• _SELECTED EXCERPT_:
Holding Pattern: Strategic Minerals, Military Aviation, and Clouded Titles in the Settling of Southern Nevada, 1930s–1980s

Wednesday, December 1, 2021
4:00 - 5:00 PM
Humanities Quadrangle, Room 276
Taylor Rose (Yale University)

In this colloquium we will workshop a paper from Taylor Rose, Ph.D. Candidate in History at Yale. The paper will be pre-circulated to all registrants prior to the colloquium meeting.

If you would like to join us for this in-person session, please register here.

Note: only Yale staff, students and faculty may attend in-person colloquia this year due to COVID-19 campus visitation policies.

Paper abstract: For popular and scholarly audiences alike, the City of Las Vegas brings to mind postwar tourism and gaming. Historians have tended to tell its story of spectacular growth as if it appeared out of thin air. But unlike the mirage fantasy its boosters have promoted for a century, the founding and development of Las Vegas has always been based in the material reality of southern Nevada’s vast desert landscape.

This paper reexamines the dynamic moment in the 1930s and early 1940s—before the proliferation of casinos—in which the Las Vegas Valley exploded with industrial activity, specifically at the Basic Magnesium, Inc. electrochemical plant. During a few short months beginning in summer 1941, BMI transformed a dusty plot of alluvial sand into the largest light-metal manufacturing facility in the world. Magnesite, an abundant but previously worthless ore found in the remote Gabbs Valley, 300 miles to the north, was designated a “strategic mineral” by military officials in the push to build aircrafts and munitions for the war effort. Serving as a replacement for scarce aluminum, magnesium metal briefly became an urgently needed raw material for Army and Navy airborne divisions.

• _SOURCE DATA_:
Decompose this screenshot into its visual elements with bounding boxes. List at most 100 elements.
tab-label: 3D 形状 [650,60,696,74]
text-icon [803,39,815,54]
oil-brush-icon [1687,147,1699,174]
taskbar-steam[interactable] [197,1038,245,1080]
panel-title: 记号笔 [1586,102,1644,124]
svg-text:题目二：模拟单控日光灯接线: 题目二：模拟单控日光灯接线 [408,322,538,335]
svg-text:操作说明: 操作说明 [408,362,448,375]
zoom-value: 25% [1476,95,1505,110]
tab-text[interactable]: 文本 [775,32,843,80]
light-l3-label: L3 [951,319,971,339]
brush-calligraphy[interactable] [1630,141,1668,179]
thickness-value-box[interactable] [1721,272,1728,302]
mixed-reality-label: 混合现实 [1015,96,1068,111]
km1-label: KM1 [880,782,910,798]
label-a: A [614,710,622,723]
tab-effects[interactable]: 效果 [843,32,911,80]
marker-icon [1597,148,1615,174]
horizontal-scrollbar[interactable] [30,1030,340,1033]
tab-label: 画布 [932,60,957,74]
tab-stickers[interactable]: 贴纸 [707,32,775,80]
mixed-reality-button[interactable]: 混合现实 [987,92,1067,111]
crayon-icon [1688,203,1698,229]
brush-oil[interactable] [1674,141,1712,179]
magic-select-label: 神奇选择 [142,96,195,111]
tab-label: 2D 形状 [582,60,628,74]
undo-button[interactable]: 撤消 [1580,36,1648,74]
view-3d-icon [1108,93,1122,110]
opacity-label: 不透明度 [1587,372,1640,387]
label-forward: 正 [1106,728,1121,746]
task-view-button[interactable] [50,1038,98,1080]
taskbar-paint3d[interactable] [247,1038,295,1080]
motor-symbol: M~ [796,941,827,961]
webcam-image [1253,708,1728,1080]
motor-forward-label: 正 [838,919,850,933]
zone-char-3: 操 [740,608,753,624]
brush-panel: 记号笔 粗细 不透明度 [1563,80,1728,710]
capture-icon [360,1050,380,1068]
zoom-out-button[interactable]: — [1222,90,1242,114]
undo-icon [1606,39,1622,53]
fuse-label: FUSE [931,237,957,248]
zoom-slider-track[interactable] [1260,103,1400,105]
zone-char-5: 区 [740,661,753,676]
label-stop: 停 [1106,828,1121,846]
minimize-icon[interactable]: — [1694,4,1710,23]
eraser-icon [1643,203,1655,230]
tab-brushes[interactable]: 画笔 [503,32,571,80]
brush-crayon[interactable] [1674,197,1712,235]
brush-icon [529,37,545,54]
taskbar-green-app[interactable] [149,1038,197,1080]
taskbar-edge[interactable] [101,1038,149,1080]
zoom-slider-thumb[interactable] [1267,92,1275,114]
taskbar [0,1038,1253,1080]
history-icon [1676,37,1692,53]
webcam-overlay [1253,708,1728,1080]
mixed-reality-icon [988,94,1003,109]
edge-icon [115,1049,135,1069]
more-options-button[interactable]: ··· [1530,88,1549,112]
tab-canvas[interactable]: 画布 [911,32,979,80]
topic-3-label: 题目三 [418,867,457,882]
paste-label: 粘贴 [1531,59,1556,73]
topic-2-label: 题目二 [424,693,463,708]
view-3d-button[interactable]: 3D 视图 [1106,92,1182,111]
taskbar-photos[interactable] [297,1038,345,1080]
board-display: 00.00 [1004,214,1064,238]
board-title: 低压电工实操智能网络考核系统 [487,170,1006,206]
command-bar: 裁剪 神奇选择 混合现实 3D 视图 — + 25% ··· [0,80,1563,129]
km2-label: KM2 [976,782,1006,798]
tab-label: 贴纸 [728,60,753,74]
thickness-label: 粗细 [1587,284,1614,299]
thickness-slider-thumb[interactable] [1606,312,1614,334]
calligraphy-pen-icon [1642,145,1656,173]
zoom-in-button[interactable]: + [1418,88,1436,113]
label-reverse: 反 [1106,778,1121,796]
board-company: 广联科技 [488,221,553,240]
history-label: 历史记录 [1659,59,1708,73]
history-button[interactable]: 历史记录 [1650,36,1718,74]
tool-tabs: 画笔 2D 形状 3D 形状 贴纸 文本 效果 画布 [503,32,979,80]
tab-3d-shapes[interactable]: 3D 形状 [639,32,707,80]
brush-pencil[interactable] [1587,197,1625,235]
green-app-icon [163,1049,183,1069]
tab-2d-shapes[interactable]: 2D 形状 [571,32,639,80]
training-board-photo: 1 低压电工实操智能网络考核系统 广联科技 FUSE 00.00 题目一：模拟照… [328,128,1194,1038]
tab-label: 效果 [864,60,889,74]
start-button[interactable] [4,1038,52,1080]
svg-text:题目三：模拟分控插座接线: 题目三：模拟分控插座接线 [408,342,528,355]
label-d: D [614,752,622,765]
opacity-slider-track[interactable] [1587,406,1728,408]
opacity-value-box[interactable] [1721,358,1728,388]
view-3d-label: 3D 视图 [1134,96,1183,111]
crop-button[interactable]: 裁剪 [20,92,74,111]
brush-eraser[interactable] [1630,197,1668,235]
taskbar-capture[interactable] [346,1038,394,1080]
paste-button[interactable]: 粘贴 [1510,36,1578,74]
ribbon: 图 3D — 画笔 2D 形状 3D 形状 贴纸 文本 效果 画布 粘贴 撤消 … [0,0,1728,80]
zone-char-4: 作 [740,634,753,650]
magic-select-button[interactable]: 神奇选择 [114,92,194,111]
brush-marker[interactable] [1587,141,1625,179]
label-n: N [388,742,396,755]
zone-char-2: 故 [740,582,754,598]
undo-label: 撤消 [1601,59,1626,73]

• _REQUIRED ACTION_: Pick up the colloquium abstract on Las Vegas and strategic minerals after its last sentence and carry it forward. You can set the data aside; the work here is done from the text alone.

• _RESPONSE TO THIS EXERCISE_:
Nevada Senator Pat McCarran celebrates aviation and frontier history at the Las Vegas Airfield, 1940. / Image Credit: Senator Pat McCarran Collection, Nevada Historical Society
 

In this excerpt from my dissertation on US military lands and the arid interior West, I argue that federal officials and local business leaders in southern Nevada capitalized on the demand for wartime materiel by directing public land, water, and financing toward infrastructure development, which catered to the nascent national-security industry, built on geopolitics and aviation technologies. Although magnesium lost out in the long run to its more plentiful rival, the infusion of resources at BMI marked the first instance in a regional pattern that continues to this day, in which the struggling State leveraged its biggest asset: the unencumbered, untimbered space of unused public domain. There was only one problem. The land was, in fact, in use and, moreover, was not legally possessed by the United States. Indeed, much if not all of the sagebrush and creosote steppe from southeast Oregon to the Colorado River, from the Sierra Nevada mountains to Salt Lake City, remained the treaty-protected property of three Native nations: the Numu (Northern Paiute), Newe (Western Shoshone), and Nuwuvi (Southern Paiute). Knowing this full well, the most powerful of Nevada’s leaders, Senator Pat McCarran, embarked on two projects during the New Deal and pre-war mobilization period. Publicly he proclaimed that the state’s desert real estate was open for business. Meanwhile, more quietly, he moved in Congress to clear the clouds hanging over those same lands’ titles, with varying degrees of success. This is the story of how the US won a war with stolen Indigenous property and how the least populous state in the union finally found its purpose in the national political economy.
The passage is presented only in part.